REQUIREMENT - Which lines include the word "obyvatel"? Copy each of them.

########

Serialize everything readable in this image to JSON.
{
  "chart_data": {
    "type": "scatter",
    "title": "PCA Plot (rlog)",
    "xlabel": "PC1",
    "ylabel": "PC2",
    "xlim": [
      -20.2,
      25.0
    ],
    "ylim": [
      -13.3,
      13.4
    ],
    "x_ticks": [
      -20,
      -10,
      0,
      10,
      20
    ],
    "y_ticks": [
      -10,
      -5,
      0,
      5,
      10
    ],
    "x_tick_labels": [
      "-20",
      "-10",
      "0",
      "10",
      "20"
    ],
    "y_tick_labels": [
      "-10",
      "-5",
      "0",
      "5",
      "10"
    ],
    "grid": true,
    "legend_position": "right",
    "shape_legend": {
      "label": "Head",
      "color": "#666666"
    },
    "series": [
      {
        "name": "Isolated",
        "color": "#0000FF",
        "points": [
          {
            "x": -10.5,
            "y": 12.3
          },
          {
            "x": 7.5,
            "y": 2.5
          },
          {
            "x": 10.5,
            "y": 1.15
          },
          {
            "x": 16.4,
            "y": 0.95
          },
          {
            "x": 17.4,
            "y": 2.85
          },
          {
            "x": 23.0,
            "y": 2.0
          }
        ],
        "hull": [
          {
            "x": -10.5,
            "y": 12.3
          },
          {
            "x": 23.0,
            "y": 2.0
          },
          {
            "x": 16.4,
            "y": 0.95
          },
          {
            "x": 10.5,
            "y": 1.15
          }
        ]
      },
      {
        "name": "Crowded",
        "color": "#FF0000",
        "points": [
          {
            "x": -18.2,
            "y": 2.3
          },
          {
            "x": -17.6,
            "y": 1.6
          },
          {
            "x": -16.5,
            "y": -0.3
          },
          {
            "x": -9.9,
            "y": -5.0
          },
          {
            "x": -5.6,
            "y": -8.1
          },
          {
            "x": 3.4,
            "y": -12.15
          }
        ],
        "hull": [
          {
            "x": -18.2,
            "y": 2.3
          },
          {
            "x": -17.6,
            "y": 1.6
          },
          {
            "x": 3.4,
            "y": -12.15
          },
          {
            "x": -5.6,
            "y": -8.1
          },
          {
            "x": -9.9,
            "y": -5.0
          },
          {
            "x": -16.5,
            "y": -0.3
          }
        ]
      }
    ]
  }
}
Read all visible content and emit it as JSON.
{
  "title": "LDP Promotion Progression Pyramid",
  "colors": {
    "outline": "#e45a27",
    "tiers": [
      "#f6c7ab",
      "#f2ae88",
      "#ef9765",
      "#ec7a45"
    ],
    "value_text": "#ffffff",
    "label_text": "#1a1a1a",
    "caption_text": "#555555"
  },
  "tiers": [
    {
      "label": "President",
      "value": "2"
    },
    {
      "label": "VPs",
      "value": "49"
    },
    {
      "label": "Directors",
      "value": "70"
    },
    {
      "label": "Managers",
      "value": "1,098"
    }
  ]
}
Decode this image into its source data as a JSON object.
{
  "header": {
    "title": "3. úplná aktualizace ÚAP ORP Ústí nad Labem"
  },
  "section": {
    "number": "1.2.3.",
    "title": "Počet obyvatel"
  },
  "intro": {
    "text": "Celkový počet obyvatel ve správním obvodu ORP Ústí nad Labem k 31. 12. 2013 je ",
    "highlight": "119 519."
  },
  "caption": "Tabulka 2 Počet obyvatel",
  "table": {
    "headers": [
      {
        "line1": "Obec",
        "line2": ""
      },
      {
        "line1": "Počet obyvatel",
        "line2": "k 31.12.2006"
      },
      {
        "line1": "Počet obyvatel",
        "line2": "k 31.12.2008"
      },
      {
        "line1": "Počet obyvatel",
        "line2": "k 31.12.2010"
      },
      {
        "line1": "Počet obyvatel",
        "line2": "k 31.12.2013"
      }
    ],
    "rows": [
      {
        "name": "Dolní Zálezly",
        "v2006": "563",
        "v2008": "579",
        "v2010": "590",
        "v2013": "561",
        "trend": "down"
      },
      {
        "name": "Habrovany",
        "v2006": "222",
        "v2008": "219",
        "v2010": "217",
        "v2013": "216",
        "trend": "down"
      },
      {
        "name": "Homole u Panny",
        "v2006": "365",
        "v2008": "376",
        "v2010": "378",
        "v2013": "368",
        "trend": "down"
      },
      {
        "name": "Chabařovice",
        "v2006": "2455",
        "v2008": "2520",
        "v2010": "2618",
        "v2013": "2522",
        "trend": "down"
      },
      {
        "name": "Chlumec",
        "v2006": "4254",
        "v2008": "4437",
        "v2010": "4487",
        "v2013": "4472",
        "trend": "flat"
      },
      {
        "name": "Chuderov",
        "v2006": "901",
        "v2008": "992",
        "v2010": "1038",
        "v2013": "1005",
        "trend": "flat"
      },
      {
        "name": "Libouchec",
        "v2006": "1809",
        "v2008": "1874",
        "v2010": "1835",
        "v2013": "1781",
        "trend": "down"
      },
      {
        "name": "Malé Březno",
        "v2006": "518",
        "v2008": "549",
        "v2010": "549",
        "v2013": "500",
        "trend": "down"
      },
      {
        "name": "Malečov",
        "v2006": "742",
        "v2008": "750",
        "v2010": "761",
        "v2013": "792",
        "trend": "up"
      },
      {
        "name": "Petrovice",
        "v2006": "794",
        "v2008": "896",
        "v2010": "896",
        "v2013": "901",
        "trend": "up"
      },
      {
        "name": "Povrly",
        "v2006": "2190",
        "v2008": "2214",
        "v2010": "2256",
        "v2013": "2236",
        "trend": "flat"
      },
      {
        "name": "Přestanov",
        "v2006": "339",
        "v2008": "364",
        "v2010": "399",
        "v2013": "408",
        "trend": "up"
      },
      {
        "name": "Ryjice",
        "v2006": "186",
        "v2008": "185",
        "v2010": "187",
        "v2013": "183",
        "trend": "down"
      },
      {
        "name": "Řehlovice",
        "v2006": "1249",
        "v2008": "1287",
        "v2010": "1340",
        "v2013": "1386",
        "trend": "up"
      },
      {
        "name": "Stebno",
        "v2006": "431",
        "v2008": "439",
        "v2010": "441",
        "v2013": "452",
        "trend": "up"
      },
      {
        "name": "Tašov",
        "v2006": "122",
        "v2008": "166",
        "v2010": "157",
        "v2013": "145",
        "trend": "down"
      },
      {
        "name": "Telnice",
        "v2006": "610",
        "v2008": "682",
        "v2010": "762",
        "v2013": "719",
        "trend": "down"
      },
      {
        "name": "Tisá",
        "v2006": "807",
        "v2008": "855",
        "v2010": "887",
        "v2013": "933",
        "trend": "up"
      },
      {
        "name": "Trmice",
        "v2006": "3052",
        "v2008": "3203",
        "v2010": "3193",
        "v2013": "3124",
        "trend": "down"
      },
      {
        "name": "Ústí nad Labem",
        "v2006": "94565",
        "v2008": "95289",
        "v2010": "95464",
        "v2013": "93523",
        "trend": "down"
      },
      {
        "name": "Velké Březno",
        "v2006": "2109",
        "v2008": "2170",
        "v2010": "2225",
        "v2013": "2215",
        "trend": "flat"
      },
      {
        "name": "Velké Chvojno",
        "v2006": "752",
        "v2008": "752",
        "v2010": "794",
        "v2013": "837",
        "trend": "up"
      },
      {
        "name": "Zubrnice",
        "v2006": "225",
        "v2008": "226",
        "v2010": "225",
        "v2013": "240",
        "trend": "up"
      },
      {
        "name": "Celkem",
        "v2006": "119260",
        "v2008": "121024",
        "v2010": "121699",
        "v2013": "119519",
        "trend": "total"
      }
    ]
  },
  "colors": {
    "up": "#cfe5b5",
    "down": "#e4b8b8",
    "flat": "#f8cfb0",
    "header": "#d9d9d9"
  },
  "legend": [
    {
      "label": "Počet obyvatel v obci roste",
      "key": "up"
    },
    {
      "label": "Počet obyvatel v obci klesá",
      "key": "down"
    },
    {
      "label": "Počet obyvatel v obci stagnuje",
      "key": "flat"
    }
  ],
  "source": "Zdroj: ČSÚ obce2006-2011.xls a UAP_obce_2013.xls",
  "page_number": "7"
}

########

ANSWER FOR THE TASK -
    "title": "Počet obyvatel"
    "text": "Celkový počet obyvatel ve správním obvodu ORP Ústí nad Labem k 31. 12. 2013 je ",
  "caption": "Tabulka 2 Počet obyvatel",
        "line1": "Počet obyvatel",
        "line1": "Počet obyvatel",
        "line1": "Počet obyvatel",
        "line1": "Počet obyvatel",
      "label": "Počet obyvatel v obci roste",
      "label": "Počet obyvatel v obci klesá",
      "label": "Počet obyvatel v obci stagnuje",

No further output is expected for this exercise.